>> start The input

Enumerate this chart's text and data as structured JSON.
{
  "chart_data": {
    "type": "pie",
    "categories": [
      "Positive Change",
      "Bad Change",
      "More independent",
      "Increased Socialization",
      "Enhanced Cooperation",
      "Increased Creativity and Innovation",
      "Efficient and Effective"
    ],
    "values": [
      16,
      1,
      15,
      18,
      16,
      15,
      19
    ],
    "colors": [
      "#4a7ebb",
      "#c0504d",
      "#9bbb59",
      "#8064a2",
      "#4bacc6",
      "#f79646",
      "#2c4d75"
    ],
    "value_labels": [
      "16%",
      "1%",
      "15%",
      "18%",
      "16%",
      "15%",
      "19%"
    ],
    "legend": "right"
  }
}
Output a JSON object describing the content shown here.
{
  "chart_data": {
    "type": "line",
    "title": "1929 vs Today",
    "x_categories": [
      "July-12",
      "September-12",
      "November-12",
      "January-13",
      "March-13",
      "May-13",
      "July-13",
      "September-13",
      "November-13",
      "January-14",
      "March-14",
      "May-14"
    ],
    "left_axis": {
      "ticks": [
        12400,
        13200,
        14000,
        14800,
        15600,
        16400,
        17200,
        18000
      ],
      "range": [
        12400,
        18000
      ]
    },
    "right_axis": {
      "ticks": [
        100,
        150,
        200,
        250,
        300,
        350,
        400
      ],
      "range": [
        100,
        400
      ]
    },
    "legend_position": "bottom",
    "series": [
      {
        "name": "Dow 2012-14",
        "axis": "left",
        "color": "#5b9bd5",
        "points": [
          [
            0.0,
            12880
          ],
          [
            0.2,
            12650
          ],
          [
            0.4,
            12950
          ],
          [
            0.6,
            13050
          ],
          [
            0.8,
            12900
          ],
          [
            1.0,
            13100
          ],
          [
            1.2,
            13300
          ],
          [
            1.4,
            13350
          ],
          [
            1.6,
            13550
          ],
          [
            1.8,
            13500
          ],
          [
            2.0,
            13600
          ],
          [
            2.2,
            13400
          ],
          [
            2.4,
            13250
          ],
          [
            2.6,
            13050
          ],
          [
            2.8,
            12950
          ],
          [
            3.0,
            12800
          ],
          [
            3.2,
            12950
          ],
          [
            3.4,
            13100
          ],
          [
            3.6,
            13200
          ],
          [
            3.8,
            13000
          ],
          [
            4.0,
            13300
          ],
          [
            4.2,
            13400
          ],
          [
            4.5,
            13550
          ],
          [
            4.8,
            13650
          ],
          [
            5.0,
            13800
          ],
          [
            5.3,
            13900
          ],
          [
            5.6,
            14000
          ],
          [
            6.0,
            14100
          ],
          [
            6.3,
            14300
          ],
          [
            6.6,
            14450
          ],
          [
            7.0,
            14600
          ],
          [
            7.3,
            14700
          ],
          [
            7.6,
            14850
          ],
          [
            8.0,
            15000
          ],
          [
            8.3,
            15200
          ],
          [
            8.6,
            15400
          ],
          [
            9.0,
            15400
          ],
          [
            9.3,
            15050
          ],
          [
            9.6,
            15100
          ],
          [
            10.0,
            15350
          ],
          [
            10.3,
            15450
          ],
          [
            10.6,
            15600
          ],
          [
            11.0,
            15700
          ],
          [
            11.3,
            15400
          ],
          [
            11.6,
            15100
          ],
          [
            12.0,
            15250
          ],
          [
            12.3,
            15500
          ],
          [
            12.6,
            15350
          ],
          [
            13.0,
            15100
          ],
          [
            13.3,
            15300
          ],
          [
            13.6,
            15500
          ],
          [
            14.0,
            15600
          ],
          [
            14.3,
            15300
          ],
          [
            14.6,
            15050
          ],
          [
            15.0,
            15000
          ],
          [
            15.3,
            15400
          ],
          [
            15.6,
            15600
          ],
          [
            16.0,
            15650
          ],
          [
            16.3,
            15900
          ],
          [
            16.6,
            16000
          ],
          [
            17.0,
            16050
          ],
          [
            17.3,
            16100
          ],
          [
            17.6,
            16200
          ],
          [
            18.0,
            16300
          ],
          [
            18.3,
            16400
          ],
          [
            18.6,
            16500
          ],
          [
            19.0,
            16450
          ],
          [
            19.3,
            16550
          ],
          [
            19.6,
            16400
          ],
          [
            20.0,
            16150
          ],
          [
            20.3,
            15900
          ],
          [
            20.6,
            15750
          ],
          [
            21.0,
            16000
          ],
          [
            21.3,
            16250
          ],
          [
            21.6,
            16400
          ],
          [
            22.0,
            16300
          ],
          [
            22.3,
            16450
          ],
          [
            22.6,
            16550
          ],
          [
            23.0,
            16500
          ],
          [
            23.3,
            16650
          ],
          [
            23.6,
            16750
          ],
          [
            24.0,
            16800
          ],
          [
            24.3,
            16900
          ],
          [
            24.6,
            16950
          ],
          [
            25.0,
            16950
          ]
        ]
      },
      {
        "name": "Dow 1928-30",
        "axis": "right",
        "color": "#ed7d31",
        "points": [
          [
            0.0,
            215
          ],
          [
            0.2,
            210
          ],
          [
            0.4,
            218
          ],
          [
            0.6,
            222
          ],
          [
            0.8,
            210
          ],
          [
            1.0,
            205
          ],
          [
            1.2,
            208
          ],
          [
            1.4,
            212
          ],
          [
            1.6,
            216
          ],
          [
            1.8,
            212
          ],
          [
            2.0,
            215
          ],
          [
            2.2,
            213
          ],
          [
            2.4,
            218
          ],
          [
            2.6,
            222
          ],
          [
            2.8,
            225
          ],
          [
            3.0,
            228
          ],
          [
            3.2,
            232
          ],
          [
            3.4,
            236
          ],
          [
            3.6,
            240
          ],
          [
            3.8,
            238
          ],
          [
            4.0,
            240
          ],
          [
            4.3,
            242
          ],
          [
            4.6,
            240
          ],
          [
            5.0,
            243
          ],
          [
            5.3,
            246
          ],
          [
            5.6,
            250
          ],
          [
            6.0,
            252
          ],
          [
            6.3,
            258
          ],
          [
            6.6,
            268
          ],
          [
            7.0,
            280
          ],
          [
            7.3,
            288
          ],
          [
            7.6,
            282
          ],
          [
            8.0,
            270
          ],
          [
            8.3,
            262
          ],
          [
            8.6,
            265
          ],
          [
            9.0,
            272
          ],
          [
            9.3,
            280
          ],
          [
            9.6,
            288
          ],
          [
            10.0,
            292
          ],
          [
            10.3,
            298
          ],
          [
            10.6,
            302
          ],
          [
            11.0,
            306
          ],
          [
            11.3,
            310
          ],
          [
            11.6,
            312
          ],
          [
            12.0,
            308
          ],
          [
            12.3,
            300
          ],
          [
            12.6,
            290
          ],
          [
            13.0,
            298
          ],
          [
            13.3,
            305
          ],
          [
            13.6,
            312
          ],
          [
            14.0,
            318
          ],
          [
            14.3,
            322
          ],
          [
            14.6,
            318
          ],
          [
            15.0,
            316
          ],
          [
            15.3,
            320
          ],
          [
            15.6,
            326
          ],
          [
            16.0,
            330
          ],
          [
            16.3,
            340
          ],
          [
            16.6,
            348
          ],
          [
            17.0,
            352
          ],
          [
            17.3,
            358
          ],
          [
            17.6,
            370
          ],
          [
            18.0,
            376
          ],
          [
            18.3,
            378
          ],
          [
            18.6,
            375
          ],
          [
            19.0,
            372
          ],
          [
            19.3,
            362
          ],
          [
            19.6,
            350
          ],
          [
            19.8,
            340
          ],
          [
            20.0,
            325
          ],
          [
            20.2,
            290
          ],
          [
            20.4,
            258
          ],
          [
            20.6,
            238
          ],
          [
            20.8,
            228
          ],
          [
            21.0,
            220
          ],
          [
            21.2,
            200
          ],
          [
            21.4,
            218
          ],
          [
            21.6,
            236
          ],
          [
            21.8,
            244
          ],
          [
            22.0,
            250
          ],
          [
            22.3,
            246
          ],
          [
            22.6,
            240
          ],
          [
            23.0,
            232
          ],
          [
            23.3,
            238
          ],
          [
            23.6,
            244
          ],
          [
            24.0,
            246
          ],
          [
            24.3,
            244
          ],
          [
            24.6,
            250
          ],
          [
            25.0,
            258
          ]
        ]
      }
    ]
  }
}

>> end The input

• **What the task asks**
Tally the lines holding the string "Increased" and give only the count.

• **Solution below**
2